[Records from a data source]

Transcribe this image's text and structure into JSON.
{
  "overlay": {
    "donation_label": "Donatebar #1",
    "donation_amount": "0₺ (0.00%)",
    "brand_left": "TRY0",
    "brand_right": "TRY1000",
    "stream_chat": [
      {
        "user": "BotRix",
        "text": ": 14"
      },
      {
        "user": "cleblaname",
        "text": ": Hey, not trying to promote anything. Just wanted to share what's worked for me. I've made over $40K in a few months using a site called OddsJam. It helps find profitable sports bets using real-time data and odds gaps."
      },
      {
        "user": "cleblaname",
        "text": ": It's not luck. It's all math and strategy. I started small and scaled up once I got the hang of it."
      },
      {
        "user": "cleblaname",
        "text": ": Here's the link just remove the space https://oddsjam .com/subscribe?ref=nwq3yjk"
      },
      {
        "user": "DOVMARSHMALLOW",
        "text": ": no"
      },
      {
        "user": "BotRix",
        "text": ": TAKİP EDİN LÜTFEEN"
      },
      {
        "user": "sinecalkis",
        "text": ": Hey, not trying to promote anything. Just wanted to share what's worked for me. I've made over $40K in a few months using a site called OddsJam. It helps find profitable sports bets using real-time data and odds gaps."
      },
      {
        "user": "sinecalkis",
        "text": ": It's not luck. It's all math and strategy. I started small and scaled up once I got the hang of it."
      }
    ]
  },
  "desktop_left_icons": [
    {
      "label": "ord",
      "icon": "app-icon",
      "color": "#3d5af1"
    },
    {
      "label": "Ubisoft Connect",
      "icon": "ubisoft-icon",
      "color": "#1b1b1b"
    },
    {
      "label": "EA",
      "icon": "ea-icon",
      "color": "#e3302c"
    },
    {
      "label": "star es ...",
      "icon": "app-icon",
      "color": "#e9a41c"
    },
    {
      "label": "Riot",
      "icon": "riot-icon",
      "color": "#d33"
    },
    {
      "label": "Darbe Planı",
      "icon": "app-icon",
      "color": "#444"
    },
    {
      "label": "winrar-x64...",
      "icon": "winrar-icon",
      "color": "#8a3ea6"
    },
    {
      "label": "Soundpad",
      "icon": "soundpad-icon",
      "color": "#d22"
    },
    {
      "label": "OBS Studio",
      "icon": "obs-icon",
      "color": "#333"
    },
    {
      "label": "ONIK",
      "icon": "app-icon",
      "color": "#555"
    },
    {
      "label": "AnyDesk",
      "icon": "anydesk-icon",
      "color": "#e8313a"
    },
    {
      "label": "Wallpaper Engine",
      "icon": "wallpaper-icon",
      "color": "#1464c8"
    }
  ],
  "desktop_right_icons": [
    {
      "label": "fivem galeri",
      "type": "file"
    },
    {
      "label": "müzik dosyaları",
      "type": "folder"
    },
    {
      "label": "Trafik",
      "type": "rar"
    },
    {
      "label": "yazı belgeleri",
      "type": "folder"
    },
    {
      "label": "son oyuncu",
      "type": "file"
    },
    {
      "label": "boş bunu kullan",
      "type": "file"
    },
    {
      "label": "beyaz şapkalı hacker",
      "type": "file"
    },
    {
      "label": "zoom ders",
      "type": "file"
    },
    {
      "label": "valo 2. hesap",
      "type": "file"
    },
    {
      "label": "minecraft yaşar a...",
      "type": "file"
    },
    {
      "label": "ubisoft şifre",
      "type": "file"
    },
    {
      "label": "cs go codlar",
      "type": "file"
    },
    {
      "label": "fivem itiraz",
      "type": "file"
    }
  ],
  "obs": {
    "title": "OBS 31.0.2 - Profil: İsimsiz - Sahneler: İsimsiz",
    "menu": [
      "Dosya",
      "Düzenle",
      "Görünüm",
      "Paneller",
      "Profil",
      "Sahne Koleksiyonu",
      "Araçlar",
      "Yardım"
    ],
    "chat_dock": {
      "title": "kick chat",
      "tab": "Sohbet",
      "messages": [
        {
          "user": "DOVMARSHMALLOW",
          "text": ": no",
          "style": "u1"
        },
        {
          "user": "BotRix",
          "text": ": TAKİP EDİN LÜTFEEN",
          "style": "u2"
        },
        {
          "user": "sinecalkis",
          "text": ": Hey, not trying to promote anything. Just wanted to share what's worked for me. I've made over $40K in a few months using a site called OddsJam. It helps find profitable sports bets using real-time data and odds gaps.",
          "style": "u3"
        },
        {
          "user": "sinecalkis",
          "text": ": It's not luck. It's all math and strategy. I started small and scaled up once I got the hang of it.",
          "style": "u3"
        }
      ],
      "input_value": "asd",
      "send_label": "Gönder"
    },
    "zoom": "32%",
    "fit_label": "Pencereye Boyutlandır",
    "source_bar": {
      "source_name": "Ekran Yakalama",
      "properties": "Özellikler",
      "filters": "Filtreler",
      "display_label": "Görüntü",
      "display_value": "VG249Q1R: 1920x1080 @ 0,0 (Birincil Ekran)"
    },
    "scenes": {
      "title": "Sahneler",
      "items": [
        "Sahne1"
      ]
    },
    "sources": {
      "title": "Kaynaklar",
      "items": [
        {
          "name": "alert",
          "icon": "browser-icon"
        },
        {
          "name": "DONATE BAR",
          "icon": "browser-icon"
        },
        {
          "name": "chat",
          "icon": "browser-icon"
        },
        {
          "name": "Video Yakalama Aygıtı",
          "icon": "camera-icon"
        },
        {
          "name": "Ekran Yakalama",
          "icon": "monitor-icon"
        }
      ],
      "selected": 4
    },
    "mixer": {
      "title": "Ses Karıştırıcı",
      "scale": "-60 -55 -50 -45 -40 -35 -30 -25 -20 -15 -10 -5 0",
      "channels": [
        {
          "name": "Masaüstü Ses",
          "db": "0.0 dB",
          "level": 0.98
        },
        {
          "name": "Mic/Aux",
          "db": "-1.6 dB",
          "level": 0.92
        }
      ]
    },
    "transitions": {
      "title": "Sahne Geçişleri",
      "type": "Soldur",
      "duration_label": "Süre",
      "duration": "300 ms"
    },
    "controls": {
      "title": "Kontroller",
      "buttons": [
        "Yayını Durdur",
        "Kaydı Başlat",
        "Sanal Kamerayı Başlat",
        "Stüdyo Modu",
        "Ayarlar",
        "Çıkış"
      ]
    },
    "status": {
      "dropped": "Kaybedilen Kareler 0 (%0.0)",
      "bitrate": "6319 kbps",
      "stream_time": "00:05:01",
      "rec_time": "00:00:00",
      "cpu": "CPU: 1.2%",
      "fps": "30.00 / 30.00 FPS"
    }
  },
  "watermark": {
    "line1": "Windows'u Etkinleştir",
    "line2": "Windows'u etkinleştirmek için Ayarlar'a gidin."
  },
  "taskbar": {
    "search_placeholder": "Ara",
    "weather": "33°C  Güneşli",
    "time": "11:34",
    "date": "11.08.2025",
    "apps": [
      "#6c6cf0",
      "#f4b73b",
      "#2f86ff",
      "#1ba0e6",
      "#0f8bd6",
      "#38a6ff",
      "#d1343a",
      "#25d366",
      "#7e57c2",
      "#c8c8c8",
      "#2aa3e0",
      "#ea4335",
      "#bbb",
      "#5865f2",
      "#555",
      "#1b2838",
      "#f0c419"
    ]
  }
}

» **Exercise brief**
Quote the data above in full, changing nothing.

» **Answer to the task**
Transcribe this image's text and structure into JSON.
{
  "overlay": {
    "donation_label": "Donatebar #1",
    "donation_amount": "0₺ (0.00%)",
    "brand_left": "TRY0",
    "brand_right": "TRY1000",
    "stream_chat": [
      {
        "user": "BotRix",
        "text": ": 14"
      },
      {
        "user": "cleblaname",
        "text": ": Hey, not trying to promote anything. Just wanted to share what's worked for me. I've made over $40K in a few months using a site called OddsJam. It helps find profitable sports bets using real-time data and odds gaps."
      },
      {
        "user": "cleblaname",
        "text": ": It's not luck. It's all math and strategy. I started small and scaled up once I got the hang of it."
      },
      {
        "user": "cleblaname",
        "text": ": Here's the link just remove the space https://oddsjam .com/subscribe?ref=nwq3yjk"
      },
      {
        "user": "DOVMARSHMALLOW",
        "text": ": no"
      },
      {
        "user": "BotRix",
        "text": ": TAKİP EDİN LÜTFEEN"
      },
      {
        "user": "sinecalkis",
        "text": ": Hey, not trying to promote anything. Just wanted to share what's worked for me. I've made over $40K in a few months using a site called OddsJam. It helps find profitable sports bets using real-time data and odds gaps."
      },
      {
        "user": "sinecalkis",
        "text": ": It's not luck. It's all math and strategy. I started small and scaled up once I got the hang of it."
      }
    ]
  },
  "desktop_left_icons": [
    {
      "label": "ord",
      "icon": "app-icon",
      "color": "#3d5af1"
    },
    {
      "label": "Ubisoft Connect",
      "icon": "ubisoft-icon",
      "color": "#1b1b1b"
    },
    {
      "label": "EA",
      "icon": "ea-icon",
      "color": "#e3302c"
    },
    {
      "label": "star es ...",
      "icon": "app-icon",
      "color": "#e9a41c"
    },
    {
      "label": "Riot",
      "icon": "riot-icon",
      "color": "#d33"
    },
    {
      "label": "Darbe Planı",
      "icon": "app-icon",
      "color": "#444"
    },
    {
      "label": "winrar-x64...",
      "icon": "winrar-icon",
      "color": "#8a3ea6"
    },
    {
      "label": "Soundpad",
      "icon": "soundpad-icon",
      "color": "#d22"
    },
    {
      "label": "OBS Studio",
      "icon": "obs-icon",
      "color": "#333"
    },
    {
      "label": "ONIK",
      "icon": "app-icon",
      "color": "#555"
    },
    {
      "label": "AnyDesk",
      "icon": "anydesk-icon",
      "color": "#e8313a"
    },
    {
      "label": "Wallpaper Engine",
      "icon": "wallpaper-icon",
      "color": "#1464c8"
    }
  ],
  "desktop_right_icons": [
    {
      "label": "fivem galeri",
      "type": "file"
    },
    {
      "label": "müzik dosyaları",
      "type": "folder"
    },
    {
      "label": "Trafik",
      "type": "rar"
    },
    {
      "label": "yazı belgeleri",
      "type": "folder"
    },
    {
      "label": "son oyuncu",
      "type": "file"
    },
    {
      "label": "boş bunu kullan",
      "type": "file"
    },
    {
      "label": "beyaz şapkalı hacker",
      "type": "file"
    },
    {
      "label": "zoom ders",
      "type": "file"
    },
    {
      "label": "valo 2. hesap",
      "type": "file"
    },
    {
      "label": "minecraft yaşar a...",
      "type": "file"
    },
    {
      "label": "ubisoft şifre",
      "type": "file"
    },
    {
      "label": "cs go codlar",
      "type": "file"
    },
    {
      "label": "fivem itiraz",
      "type": "file"
    }
  ],
  "obs": {
    "title": "OBS 31.0.2 - Profil: İsimsiz - Sahneler: İsimsiz",
    "menu": [
      "Dosya",
      "Düzenle",
      "Görünüm",
      "Paneller",
      "Profil",
      "Sahne Koleksiyonu",
      "Araçlar",
      "Yardım"
    ],
    "chat_dock": {
      "title": "kick chat",
      "tab": "Sohbet",
      "messages": [
        {
          "user": "DOVMARSHMALLOW",
          "text": ": no",
          "style": "u1"
        },
        {
          "user": "BotRix",
          "text": ": TAKİP EDİN LÜTFEEN",
          "style": "u2"
        },
        {
          "user": "sinecalkis",
          "text": ": Hey, not trying to promote anything. Just wanted to share what's worked for me. I've made over $40K in a few months using a site called OddsJam. It helps find profitable sports bets using real-time data and odds gaps.",
          "style": "u3"
        },
        {
          "user": "sinecalkis",
          "text": ": It's not luck. It's all math and strategy. I started small and scaled up once I got the hang of it.",
          "style": "u3"
        }
      ],
      "input_value": "asd",
      "send_label": "Gönder"
    },
    "zoom": "32%",
    "fit_label": "Pencereye Boyutlandır",
    "source_bar": {
      "source_name": "Ekran Yakalama",
      "properties": "Özellikler",
      "filters": "Filtreler",
      "display_label": "Görüntü",
      "display_value": "VG249Q1R: 1920x1080 @ 0,0 (Birincil Ekran)"
    },
    "scenes": {
      "title": "Sahneler",
      "items": [
        "Sahne1"
      ]
    },
    "sources": {
      "title": "Kaynaklar",
      "items": [
        {
          "name": "alert",
          "icon": "browser-icon"
        },
        {
          "name": "DONATE BAR",
          "icon": "browser-icon"
        },
        {
          "name": "chat",
          "icon": "browser-icon"
        },
        {
          "name": "Video Yakalama Aygıtı",
          "icon": "camera-icon"
        },
        {
          "name": "Ekran Yakalama",
          "icon": "monitor-icon"
        }
      ],
      "selected": 4
    },
    "mixer": {
      "title": "Ses Karıştırıcı",
      "scale": "-60 -55 -50 -45 -40 -35 -30 -25 -20 -15 -10 -5 0",
      "channels": [
        {
          "name": "Masaüstü Ses",
          "db": "0.0 dB",
          "level": 0.98
        },
        {
          "name": "Mic/Aux",
          "db": "-1.6 dB",
          "level": 0.92
        }
      ]
    },
    "transitions": {
      "title": "Sahne Geçişleri",
      "type": "Soldur",
      "duration_label": "Süre",
      "duration": "300 ms"
    },
    "controls": {
      "title": "Kontroller",
      "buttons": [
        "Yayını Durdur",
        "Kaydı Başlat",
        "Sanal Kamerayı Başlat",
        "Stüdyo Modu",
        "Ayarlar",
        "Çıkış"
      ]
    },
    "status": {
      "dropped": "Kaybedilen Kareler 0 (%0.0)",
      "bitrate": "6319 kbps",
      "stream_time": "00:05:01",
      "rec_time": "00:00:00",
      "cpu": "CPU: 1.2%",
      "fps": "30.00 / 30.00 FPS"
    }
  },
  "watermark": {
    "line1": "Windows'u Etkinleştir",
    "line2": "Windows'u etkinleştirmek için Ayarlar'a gidin."
  },
  "taskbar": {
    "search_placeholder": "Ara",
    "weather": "33°C  Güneşli",
    "time": "11:34",
    "date": "11.08.2025",
    "apps": [
      "#6c6cf0",
      "#f4b73b",
      "#2f86ff",
      "#1ba0e6",
      "#0f8bd6",
      "#38a6ff",
      "#d1343a",
      "#25d366",
      "#7e57c2",
      "#c8c8c8",
      "#2aa3e0",
      "#ea4335",
      "#bbb",
      "#5865f2",
      "#555",
      "#1b2838",
      "#f0c419"
    ]
  }
}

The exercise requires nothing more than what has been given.